Write out the listing below again, precisely as it is given.
----
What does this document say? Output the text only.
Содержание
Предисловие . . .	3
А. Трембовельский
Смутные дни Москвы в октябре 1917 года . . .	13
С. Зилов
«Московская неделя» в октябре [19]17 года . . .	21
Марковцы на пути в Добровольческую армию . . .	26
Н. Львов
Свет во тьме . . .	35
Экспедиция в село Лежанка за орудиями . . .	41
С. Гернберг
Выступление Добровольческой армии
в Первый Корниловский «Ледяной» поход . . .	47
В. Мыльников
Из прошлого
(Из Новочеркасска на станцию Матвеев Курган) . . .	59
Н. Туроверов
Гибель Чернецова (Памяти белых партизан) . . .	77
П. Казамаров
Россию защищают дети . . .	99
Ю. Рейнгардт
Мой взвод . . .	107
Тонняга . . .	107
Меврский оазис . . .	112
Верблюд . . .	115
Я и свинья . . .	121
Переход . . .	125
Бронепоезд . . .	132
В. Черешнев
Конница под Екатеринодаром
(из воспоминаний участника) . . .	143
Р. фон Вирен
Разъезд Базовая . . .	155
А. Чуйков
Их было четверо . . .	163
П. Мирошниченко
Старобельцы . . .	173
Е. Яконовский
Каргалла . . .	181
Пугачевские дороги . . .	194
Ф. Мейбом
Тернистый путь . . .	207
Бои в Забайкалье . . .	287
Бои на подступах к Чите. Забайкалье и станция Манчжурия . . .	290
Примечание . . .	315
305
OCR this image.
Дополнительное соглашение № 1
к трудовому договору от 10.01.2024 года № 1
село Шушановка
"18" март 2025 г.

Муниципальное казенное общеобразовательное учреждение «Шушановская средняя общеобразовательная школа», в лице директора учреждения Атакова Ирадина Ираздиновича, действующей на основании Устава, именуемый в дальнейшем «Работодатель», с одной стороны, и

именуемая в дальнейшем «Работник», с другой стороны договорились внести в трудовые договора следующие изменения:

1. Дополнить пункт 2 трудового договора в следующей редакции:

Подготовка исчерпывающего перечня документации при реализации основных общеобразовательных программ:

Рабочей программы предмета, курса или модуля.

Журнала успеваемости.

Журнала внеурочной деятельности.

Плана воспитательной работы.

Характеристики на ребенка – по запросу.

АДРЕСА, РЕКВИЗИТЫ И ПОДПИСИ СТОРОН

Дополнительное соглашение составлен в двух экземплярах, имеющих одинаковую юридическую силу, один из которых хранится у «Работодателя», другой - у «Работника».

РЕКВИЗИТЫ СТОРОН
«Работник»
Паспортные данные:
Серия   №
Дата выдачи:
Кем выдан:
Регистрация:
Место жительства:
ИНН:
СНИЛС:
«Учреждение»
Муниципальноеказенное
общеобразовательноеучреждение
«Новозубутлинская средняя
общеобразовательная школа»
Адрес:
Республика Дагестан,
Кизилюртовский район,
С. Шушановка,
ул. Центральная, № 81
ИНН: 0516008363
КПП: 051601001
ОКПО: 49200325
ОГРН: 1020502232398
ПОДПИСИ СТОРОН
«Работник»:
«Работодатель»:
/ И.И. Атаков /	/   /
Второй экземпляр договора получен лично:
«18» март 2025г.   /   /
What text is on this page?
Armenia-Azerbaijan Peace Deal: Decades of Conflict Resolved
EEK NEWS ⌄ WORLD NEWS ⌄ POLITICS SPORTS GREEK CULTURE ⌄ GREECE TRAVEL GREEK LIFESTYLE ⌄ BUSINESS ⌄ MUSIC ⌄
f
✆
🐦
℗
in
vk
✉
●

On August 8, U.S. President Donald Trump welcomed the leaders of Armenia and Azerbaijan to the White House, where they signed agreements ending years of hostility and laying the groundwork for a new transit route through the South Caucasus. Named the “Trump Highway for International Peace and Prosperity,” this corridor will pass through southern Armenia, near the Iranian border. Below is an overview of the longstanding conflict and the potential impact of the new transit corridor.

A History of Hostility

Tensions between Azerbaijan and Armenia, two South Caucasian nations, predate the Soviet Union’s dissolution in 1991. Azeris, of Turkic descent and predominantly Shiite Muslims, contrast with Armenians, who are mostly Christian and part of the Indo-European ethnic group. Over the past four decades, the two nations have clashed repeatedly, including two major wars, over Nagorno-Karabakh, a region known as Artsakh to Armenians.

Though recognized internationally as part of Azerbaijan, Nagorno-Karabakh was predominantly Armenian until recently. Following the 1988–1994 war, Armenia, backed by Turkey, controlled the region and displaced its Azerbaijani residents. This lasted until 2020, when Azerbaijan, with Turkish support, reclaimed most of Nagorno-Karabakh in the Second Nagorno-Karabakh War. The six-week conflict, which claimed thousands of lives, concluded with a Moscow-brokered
----
Problem solution:
What does this document say? Output the text only.
Содержание
Предисловие . . .	3
А. Трембовельский
Смутные дни Москвы в октябре 1917 года . . .	13
С. Зилов
«Московская неделя» в октябре [19]17 года . . .	21
Марковцы на пути в Добровольческую армию . . .	26
Н. Львов
Свет во тьме . . .	35
Экспедиция в село Лежанка за орудиями . . .	41
С. Гернберг
Выступление Добровольческой армии
в Первый Корниловский «Ледяной» поход . . .	47
В. Мыльников
Из прошлого
(Из Новочеркасска на станцию Матвеев Курган) . . .	59
Н. Туроверов
Гибель Чернецова (Памяти белых партизан) . . .	77
П. Казамаров
Россию защищают дети . . .	99
Ю. Рейнгардт
Мой взвод . . .	107
Тонняга . . .	107
Меврский оазис . . .	112
Верблюд . . .	115
Я и свинья . . .	121
Переход . . .	125
Бронепоезд . . .	132
В. Черешнев
Конница под Екатеринодаром
(из воспоминаний участника) . . .	143
Р. фон Вирен
Разъезд Базовая . . .	155
А. Чуйков
Их было четверо . . .	163
П. Мирошниченко
Старобельцы . . .	173
Е. Яконовский
Каргалла . . .	181
Пугачевские дороги . . .	194
Ф. Мейбом
Тернистый путь . . .	207
Бои в Забайкалье . . .	287
Бои на подступах к Чите. Забайкалье и станция Манчжурия . . .	290
Примечание . . .	315
305
OCR this image.
Дополнительное соглашение № 1
к трудовому договору от 10.01.2024 года № 1
село Шушановка
"18" март 2025 г.

Муниципальное казенное общеобразовательное учреждение «Шушановская средняя общеобразовательная школа», в лице директора учреждения Атакова Ирадина Ираздиновича, действующей на основании Устава, именуемый в дальнейшем «Работодатель», с одной стороны, и

именуемая в дальнейшем «Работник», с другой стороны договорились внести в трудовые договора следующие изменения:

1. Дополнить пункт 2 трудового договора в следующей редакции:

Подготовка исчерпывающего перечня документации при реализации основных общеобразовательных программ:

Рабочей программы предмета, курса или модуля.

Журнала успеваемости.

Журнала внеурочной деятельности.

Плана воспитательной работы.

Характеристики на ребенка – по запросу.

АДРЕСА, РЕКВИЗИТЫ И ПОДПИСИ СТОРОН

Дополнительное соглашение составлен в двух экземплярах, имеющих одинаковую юридическую силу, один из которых хранится у «Работодателя», другой - у «Работника».

РЕКВИЗИТЫ СТОРОН
«Работник»
Паспортные данные:
Серия   №
Дата выдачи:
Кем выдан:
Регистрация:
Место жительства:
ИНН:
СНИЛС:
«Учреждение»
Муниципальноеказенное
общеобразовательноеучреждение
«Новозубутлинская средняя
общеобразовательная школа»
Адрес:
Республика Дагестан,
Кизилюртовский район,
С. Шушановка,
ул. Центральная, № 81
ИНН: 0516008363
КПП: 051601001
ОКПО: 49200325
ОГРН: 1020502232398
ПОДПИСИ СТОРОН
«Работник»:
«Работодатель»:
/ И.И. Атаков /	/   /
Второй экземпляр договора получен лично:
«18» март 2025г.   /   /
What text is on this page?
Armenia-Azerbaijan Peace Deal: Decades of Conflict Resolved
EEK NEWS ⌄ WORLD NEWS ⌄ POLITICS SPORTS GREEK CULTURE ⌄ GREECE TRAVEL GREEK LIFESTYLE ⌄ BUSINESS ⌄ MUSIC ⌄
f
✆
🐦
℗
in
vk
✉
●

On August 8, U.S. President Donald Trump welcomed the leaders of Armenia and Azerbaijan to the White House, where they signed agreements ending years of hostility and laying the groundwork for a new transit route through the South Caucasus. Named the “Trump Highway for International Peace and Prosperity,” this corridor will pass through southern Armenia, near the Iranian border. Below is an overview of the longstanding conflict and the potential impact of the new transit corridor.

A History of Hostility

Tensions between Azerbaijan and Armenia, two South Caucasian nations, predate the Soviet Union’s dissolution in 1991. Azeris, of Turkic descent and predominantly Shiite Muslims, contrast with Armenians, who are mostly Christian and part of the Indo-European ethnic group. Over the past four decades, the two nations have clashed repeatedly, including two major wars, over Nagorno-Karabakh, a region known as Artsakh to Armenians.

Though recognized internationally as part of Azerbaijan, Nagorno-Karabakh was predominantly Armenian until recently. Following the 1988–1994 war, Armenia, backed by Turkey, controlled the region and displaced its Azerbaijani residents. This lasted until 2020, when Azerbaijan, with Turkish support, reclaimed most of Nagorno-Karabakh in the Second Nagorno-Karabakh War. The six-week conflict, which claimed thousands of lives, concluded with a Moscow-brokered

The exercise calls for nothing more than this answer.